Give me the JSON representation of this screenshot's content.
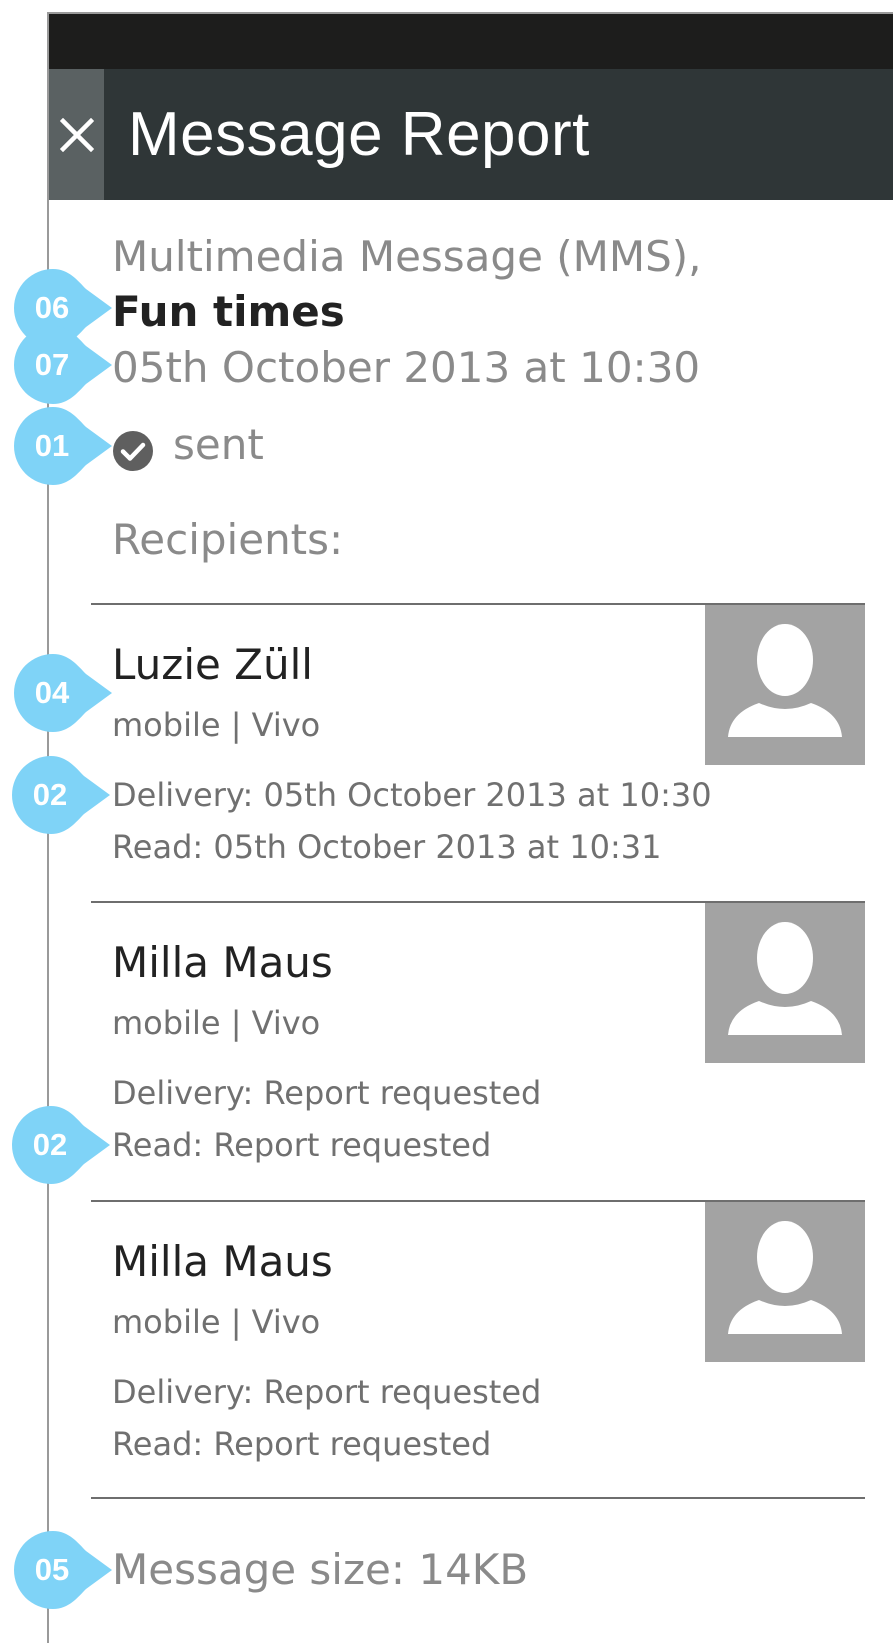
{
  "header": {
    "title": "Message Report",
    "close_icon": "close-icon"
  },
  "message": {
    "type": "Multimedia Message (MMS),",
    "subject": "Fun times",
    "date": "05th October 2013 at 10:30",
    "status": "sent",
    "status_icon": "check-circle-icon",
    "recipients_label": "Recipients:",
    "size": "Message size: 14KB"
  },
  "recipients": [
    {
      "name": "Luzie Züll",
      "info": "mobile | Vivo",
      "delivery": "Delivery: 05th October 2013 at 10:30",
      "read": "Read: 05th October 2013 at 10:31",
      "avatar_icon": "person-icon"
    },
    {
      "name": "Milla Maus",
      "info": "mobile | Vivo",
      "delivery": "Delivery: Report requested",
      "read": "Read: Report requested",
      "avatar_icon": "person-icon"
    },
    {
      "name": "Milla Maus",
      "info": "mobile | Vivo",
      "delivery": "Delivery: Report requested",
      "read": "Read: Report requested",
      "avatar_icon": "person-icon"
    }
  ],
  "annotations": [
    "06",
    "07",
    "01",
    "04",
    "02",
    "02",
    "05"
  ],
  "colors": {
    "header_bg": "#2f3637",
    "statusbar_bg": "#1d1d1c",
    "annotation": "#7fd3f7",
    "avatar_bg": "#a3a3a3"
  }
}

AIM OF THE TASK =>
Copy out every line of the data that includes the word "October".

EXERCISE RESULT =>
    "date": "05th October 2013 at 10:30",
      "delivery": "Delivery: 05th October 2013 at 10:30",
      "read": "Read: 05th October 2013 at 10:31",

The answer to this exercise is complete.